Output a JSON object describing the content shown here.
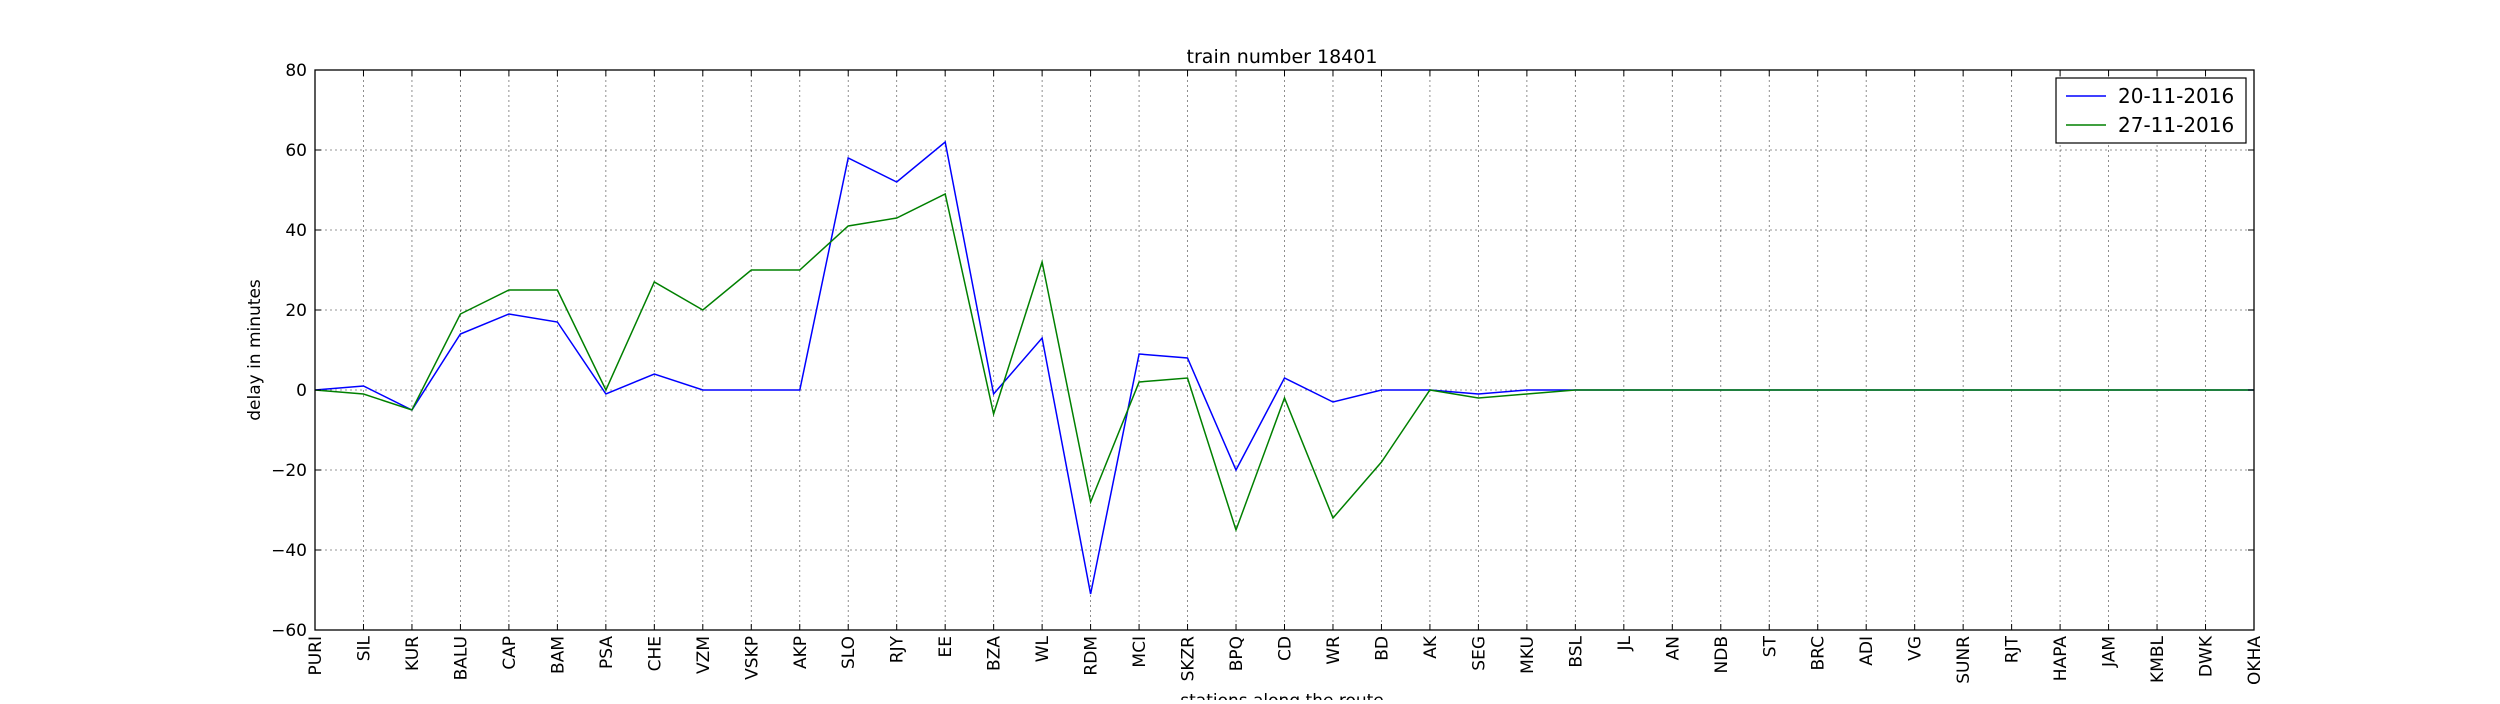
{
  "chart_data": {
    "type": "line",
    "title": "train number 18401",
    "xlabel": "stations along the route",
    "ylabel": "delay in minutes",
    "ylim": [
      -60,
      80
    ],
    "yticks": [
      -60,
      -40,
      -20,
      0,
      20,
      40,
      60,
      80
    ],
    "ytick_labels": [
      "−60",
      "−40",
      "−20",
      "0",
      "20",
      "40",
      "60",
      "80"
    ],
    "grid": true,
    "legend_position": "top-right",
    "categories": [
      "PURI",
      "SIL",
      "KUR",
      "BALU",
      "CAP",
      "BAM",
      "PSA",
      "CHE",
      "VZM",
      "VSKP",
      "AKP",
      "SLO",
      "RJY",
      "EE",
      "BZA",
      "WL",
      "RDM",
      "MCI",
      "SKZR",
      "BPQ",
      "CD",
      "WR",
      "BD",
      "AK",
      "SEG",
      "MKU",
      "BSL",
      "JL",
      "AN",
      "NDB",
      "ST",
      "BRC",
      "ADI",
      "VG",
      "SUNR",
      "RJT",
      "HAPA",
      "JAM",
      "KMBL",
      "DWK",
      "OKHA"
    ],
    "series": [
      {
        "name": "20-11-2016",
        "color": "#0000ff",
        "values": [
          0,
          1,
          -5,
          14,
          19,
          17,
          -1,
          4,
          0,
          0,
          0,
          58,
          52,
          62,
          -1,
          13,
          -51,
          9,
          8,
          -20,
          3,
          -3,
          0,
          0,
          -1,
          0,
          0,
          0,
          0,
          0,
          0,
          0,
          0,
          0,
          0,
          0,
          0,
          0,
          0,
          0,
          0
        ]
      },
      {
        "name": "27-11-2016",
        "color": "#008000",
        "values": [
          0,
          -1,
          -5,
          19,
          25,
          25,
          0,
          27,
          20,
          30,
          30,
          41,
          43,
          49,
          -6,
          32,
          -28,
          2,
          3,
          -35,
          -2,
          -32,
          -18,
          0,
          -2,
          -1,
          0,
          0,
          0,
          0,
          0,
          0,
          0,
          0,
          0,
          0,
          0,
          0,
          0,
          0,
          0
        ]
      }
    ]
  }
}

WHAT TO WORK ON -
Omitting all images, print the listing exactly.

WRITTEN SOLUTION -
Output a JSON object describing the content shown here.
{
  "chart_data": {
    "type": "line",
    "title": "train number 18401",
    "xlabel": "stations along the route",
    "ylabel": "delay in minutes",
    "ylim": [
      -60,
      80
    ],
    "yticks": [
      -60,
      -40,
      -20,
      0,
      20,
      40,
      60,
      80
    ],
    "ytick_labels": [
      "−60",
      "−40",
      "−20",
      "0",
      "20",
      "40",
      "60",
      "80"
    ],
    "grid": true,
    "legend_position": "top-right",
    "categories": [
      "PURI",
      "SIL",
      "KUR",
      "BALU",
      "CAP",
      "BAM",
      "PSA",
      "CHE",
      "VZM",
      "VSKP",
      "AKP",
      "SLO",
      "RJY",
      "EE",
      "BZA",
      "WL",
      "RDM",
      "MCI",
      "SKZR",
      "BPQ",
      "CD",
      "WR",
      "BD",
      "AK",
      "SEG",
      "MKU",
      "BSL",
      "JL",
      "AN",
      "NDB",
      "ST",
      "BRC",
      "ADI",
      "VG",
      "SUNR",
      "RJT",
      "HAPA",
      "JAM",
      "KMBL",
      "DWK",
      "OKHA"
    ],
    "series": [
      {
        "name": "20-11-2016",
        "color": "#0000ff",
        "values": [
          0,
          1,
          -5,
          14,
          19,
          17,
          -1,
          4,
          0,
          0,
          0,
          58,
          52,
          62,
          -1,
          13,
          -51,
          9,
          8,
          -20,
          3,
          -3,
          0,
          0,
          -1,
          0,
          0,
          0,
          0,
          0,
          0,
          0,
          0,
          0,
          0,
          0,
          0,
          0,
          0,
          0,
          0
        ]
      },
      {
        "name": "27-11-2016",
        "color": "#008000",
        "values": [
          0,
          -1,
          -5,
          19,
          25,
          25,
          0,
          27,
          20,
          30,
          30,
          41,
          43,
          49,
          -6,
          32,
          -28,
          2,
          3,
          -35,
          -2,
          -32,
          -18,
          0,
          -2,
          -1,
          0,
          0,
          0,
          0,
          0,
          0,
          0,
          0,
          0,
          0,
          0,
          0,
          0,
          0,
          0
        ]
      }
    ]
  }
}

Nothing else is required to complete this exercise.